§ PROMPT: Return every entry exactly.

§ SUPPLIED DATA:
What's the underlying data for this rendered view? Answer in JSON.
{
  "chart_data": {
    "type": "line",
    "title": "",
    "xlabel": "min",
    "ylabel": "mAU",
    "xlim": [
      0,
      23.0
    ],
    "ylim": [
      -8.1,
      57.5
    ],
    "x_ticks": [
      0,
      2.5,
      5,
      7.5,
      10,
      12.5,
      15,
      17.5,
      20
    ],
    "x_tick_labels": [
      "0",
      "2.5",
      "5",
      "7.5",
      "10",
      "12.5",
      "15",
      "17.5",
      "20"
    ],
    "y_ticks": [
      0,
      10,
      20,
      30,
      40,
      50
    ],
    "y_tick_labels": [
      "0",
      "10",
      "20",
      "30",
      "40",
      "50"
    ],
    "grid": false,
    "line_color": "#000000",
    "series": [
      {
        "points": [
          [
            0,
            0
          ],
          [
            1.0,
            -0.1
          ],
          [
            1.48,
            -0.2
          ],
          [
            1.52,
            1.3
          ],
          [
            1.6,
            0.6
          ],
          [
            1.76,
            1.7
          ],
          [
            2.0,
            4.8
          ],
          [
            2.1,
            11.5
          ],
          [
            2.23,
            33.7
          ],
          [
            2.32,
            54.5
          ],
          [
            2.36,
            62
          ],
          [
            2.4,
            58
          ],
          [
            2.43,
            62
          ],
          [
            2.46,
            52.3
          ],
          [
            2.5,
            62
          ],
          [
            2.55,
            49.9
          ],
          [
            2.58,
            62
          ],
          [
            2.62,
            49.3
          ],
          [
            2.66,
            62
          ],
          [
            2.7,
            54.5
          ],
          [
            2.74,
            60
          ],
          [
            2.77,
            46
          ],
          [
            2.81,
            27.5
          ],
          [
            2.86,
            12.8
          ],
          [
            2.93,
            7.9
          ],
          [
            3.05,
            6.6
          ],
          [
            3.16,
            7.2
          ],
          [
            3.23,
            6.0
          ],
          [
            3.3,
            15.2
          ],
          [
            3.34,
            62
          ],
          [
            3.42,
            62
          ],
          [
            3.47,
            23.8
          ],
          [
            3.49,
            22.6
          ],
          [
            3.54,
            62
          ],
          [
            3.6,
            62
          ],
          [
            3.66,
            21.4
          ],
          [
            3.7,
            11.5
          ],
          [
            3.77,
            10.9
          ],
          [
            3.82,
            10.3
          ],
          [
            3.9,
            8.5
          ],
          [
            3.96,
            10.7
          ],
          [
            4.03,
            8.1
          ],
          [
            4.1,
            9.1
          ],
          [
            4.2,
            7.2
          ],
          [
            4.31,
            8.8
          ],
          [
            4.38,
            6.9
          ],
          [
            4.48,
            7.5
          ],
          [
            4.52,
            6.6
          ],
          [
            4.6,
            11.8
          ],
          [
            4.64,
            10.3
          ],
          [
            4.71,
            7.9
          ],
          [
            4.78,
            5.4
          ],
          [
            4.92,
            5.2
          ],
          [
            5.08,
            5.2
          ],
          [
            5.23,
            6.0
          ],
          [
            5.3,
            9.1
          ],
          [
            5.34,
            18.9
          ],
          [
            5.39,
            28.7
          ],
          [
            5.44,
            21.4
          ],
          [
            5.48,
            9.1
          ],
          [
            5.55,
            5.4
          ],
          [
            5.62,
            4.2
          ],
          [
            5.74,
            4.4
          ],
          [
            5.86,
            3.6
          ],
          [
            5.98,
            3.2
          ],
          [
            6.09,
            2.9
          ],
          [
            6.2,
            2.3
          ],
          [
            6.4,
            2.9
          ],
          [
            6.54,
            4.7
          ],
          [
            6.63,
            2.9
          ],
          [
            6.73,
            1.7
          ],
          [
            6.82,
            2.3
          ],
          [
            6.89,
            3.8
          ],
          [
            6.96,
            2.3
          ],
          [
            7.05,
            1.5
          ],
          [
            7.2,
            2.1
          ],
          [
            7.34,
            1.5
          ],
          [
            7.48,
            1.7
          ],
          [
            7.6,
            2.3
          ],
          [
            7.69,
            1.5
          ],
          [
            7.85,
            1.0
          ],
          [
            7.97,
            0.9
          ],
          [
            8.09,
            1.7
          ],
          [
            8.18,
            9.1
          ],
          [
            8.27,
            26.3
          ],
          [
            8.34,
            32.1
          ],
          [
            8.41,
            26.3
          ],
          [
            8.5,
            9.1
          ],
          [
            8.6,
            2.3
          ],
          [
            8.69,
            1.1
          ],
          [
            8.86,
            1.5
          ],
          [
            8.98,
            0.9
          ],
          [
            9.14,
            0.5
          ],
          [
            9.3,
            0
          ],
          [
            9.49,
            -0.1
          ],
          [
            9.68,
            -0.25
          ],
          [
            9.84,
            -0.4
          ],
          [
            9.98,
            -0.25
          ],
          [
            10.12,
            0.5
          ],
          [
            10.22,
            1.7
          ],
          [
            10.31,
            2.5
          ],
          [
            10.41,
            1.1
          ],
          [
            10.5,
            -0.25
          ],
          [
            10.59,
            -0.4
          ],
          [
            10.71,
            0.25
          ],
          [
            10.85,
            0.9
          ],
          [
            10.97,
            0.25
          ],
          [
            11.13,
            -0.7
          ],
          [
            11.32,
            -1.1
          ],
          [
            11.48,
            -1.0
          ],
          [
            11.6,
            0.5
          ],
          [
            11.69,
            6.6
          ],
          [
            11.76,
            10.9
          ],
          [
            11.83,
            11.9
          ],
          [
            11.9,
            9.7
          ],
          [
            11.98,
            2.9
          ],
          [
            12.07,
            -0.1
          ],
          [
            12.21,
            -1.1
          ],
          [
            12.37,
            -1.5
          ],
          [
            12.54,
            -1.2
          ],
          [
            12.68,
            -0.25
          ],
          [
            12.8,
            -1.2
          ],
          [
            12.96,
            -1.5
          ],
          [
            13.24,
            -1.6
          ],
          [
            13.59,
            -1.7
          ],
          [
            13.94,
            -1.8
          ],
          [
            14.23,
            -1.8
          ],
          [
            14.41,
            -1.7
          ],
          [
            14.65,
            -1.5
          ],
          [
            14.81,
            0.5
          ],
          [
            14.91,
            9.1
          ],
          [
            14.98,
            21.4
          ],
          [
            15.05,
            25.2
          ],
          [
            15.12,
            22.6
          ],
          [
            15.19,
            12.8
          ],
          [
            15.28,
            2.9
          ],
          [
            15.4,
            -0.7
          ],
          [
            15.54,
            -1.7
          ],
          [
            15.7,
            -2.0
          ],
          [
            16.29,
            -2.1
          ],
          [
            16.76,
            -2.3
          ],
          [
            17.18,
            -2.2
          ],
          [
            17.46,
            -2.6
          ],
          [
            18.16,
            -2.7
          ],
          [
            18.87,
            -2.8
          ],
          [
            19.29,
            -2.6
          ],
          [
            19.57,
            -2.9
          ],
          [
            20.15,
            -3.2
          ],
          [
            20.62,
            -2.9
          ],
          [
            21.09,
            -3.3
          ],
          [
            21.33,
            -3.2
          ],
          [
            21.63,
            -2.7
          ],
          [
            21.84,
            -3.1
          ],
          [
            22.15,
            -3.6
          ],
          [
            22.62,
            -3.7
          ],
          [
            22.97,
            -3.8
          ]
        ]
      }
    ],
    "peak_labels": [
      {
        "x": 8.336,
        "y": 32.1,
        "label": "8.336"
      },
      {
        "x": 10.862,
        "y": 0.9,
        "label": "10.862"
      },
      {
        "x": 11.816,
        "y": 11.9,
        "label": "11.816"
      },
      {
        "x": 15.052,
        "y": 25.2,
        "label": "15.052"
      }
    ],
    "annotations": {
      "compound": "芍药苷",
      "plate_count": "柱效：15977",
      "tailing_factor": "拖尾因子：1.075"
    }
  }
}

§ THE REPLY:
What's the underlying data for this rendered view? Answer in JSON.
{
  "chart_data": {
    "type": "line",
    "title": "",
    "xlabel": "min",
    "ylabel": "mAU",
    "xlim": [
      0,
      23.0
    ],
    "ylim": [
      -8.1,
      57.5
    ],
    "x_ticks": [
      0,
      2.5,
      5,
      7.5,
      10,
      12.5,
      15,
      17.5,
      20
    ],
    "x_tick_labels": [
      "0",
      "2.5",
      "5",
      "7.5",
      "10",
      "12.5",
      "15",
      "17.5",
      "20"
    ],
    "y_ticks": [
      0,
      10,
      20,
      30,
      40,
      50
    ],
    "y_tick_labels": [
      "0",
      "10",
      "20",
      "30",
      "40",
      "50"
    ],
    "grid": false,
    "line_color": "#000000",
    "series": [
      {
        "points": [
          [
            0,
            0
          ],
          [
            1.0,
            -0.1
          ],
          [
            1.48,
            -0.2
          ],
          [
            1.52,
            1.3
          ],
          [
            1.6,
            0.6
          ],
          [
            1.76,
            1.7
          ],
          [
            2.0,
            4.8
          ],
          [
            2.1,
            11.5
          ],
          [
            2.23,
            33.7
          ],
          [
            2.32,
            54.5
          ],
          [
            2.36,
            62
          ],
          [
            2.4,
            58
          ],
          [
            2.43,
            62
          ],
          [
            2.46,
            52.3
          ],
          [
            2.5,
            62
          ],
          [
            2.55,
            49.9
          ],
          [
            2.58,
            62
          ],
          [
            2.62,
            49.3
          ],
          [
            2.66,
            62
          ],
          [
            2.7,
            54.5
          ],
          [
            2.74,
            60
          ],
          [
            2.77,
            46
          ],
          [
            2.81,
            27.5
          ],
          [
            2.86,
            12.8
          ],
          [
            2.93,
            7.9
          ],
          [
            3.05,
            6.6
          ],
          [
            3.16,
            7.2
          ],
          [
            3.23,
            6.0
          ],
          [
            3.3,
            15.2
          ],
          [
            3.34,
            62
          ],
          [
            3.42,
            62
          ],
          [
            3.47,
            23.8
          ],
          [
            3.49,
            22.6
          ],
          [
            3.54,
            62
          ],
          [
            3.6,
            62
          ],
          [
            3.66,
            21.4
          ],
          [
            3.7,
            11.5
          ],
          [
            3.77,
            10.9
          ],
          [
            3.82,
            10.3
          ],
          [
            3.9,
            8.5
          ],
          [
            3.96,
            10.7
          ],
          [
            4.03,
            8.1
          ],
          [
            4.1,
            9.1
          ],
          [
            4.2,
            7.2
          ],
          [
            4.31,
            8.8
          ],
          [
            4.38,
            6.9
          ],
          [
            4.48,
            7.5
          ],
          [
            4.52,
            6.6
          ],
          [
            4.6,
            11.8
          ],
          [
            4.64,
            10.3
          ],
          [
            4.71,
            7.9
          ],
          [
            4.78,
            5.4
          ],
          [
            4.92,
            5.2
          ],
          [
            5.08,
            5.2
          ],
          [
            5.23,
            6.0
          ],
          [
            5.3,
            9.1
          ],
          [
            5.34,
            18.9
          ],
          [
            5.39,
            28.7
          ],
          [
            5.44,
            21.4
          ],
          [
            5.48,
            9.1
          ],
          [
            5.55,
            5.4
          ],
          [
            5.62,
            4.2
          ],
          [
            5.74,
            4.4
          ],
          [
            5.86,
            3.6
          ],
          [
            5.98,
            3.2
          ],
          [
            6.09,
            2.9
          ],
          [
            6.2,
            2.3
          ],
          [
            6.4,
            2.9
          ],
          [
            6.54,
            4.7
          ],
          [
            6.63,
            2.9
          ],
          [
            6.73,
            1.7
          ],
          [
            6.82,
            2.3
          ],
          [
            6.89,
            3.8
          ],
          [
            6.96,
            2.3
          ],
          [
            7.05,
            1.5
          ],
          [
            7.2,
            2.1
          ],
          [
            7.34,
            1.5
          ],
          [
            7.48,
            1.7
          ],
          [
            7.6,
            2.3
          ],
          [
            7.69,
            1.5
          ],
          [
            7.85,
            1.0
          ],
          [
            7.97,
            0.9
          ],
          [
            8.09,
            1.7
          ],
          [
            8.18,
            9.1
          ],
          [
            8.27,
            26.3
          ],
          [
            8.34,
            32.1
          ],
          [
            8.41,
            26.3
          ],
          [
            8.5,
            9.1
          ],
          [
            8.6,
            2.3
          ],
          [
            8.69,
            1.1
          ],
          [
            8.86,
            1.5
          ],
          [
            8.98,
            0.9
          ],
          [
            9.14,
            0.5
          ],
          [
            9.3,
            0
          ],
          [
            9.49,
            -0.1
          ],
          [
            9.68,
            -0.25
          ],
          [
            9.84,
            -0.4
          ],
          [
            9.98,
            -0.25
          ],
          [
            10.12,
            0.5
          ],
          [
            10.22,
            1.7
          ],
          [
            10.31,
            2.5
          ],
          [
            10.41,
            1.1
          ],
          [
            10.5,
            -0.25
          ],
          [
            10.59,
            -0.4
          ],
          [
            10.71,
            0.25
          ],
          [
            10.85,
            0.9
          ],
          [
            10.97,
            0.25
          ],
          [
            11.13,
            -0.7
          ],
          [
            11.32,
            -1.1
          ],
          [
            11.48,
            -1.0
          ],
          [
            11.6,
            0.5
          ],
          [
            11.69,
            6.6
          ],
          [
            11.76,
            10.9
          ],
          [
            11.83,
            11.9
          ],
          [
            11.9,
            9.7
          ],
          [
            11.98,
            2.9
          ],
          [
            12.07,
            -0.1
          ],
          [
            12.21,
            -1.1
          ],
          [
            12.37,
            -1.5
          ],
          [
            12.54,
            -1.2
          ],
          [
            12.68,
            -0.25
          ],
          [
            12.8,
            -1.2
          ],
          [
            12.96,
            -1.5
          ],
          [
            13.24,
            -1.6
          ],
          [
            13.59,
            -1.7
          ],
          [
            13.94,
            -1.8
          ],
          [
            14.23,
            -1.8
          ],
          [
            14.41,
            -1.7
          ],
          [
            14.65,
            -1.5
          ],
          [
            14.81,
            0.5
          ],
          [
            14.91,
            9.1
          ],
          [
            14.98,
            21.4
          ],
          [
            15.05,
            25.2
          ],
          [
            15.12,
            22.6
          ],
          [
            15.19,
            12.8
          ],
          [
            15.28,
            2.9
          ],
          [
            15.4,
            -0.7
          ],
          [
            15.54,
            -1.7
          ],
          [
            15.7,
            -2.0
          ],
          [
            16.29,
            -2.1
          ],
          [
            16.76,
            -2.3
          ],
          [
            17.18,
            -2.2
          ],
          [
            17.46,
            -2.6
          ],
          [
            18.16,
            -2.7
          ],
          [
            18.87,
            -2.8
          ],
          [
            19.29,
            -2.6
          ],
          [
            19.57,
            -2.9
          ],
          [
            20.15,
            -3.2
          ],
          [
            20.62,
            -2.9
          ],
          [
            21.09,
            -3.3
          ],
          [
            21.33,
            -3.2
          ],
          [
            21.63,
            -2.7
          ],
          [
            21.84,
            -3.1
          ],
          [
            22.15,
            -3.6
          ],
          [
            22.62,
            -3.7
          ],
          [
            22.97,
            -3.8
          ]
        ]
      }
    ],
    "peak_labels": [
      {
        "x": 8.336,
        "y": 32.1,
        "label": "8.336"
      },
      {
        "x": 10.862,
        "y": 0.9,
        "label": "10.862"
      },
      {
        "x": 11.816,
        "y": 11.9,
        "label": "11.816"
      },
      {
        "x": 15.052,
        "y": 25.2,
        "label": "15.052"
      }
    ],
    "annotations": {
      "compound": "芍药苷",
      "plate_count": "柱效：15977",
      "tailing_factor": "拖尾因子：1.075"
    }
  }
}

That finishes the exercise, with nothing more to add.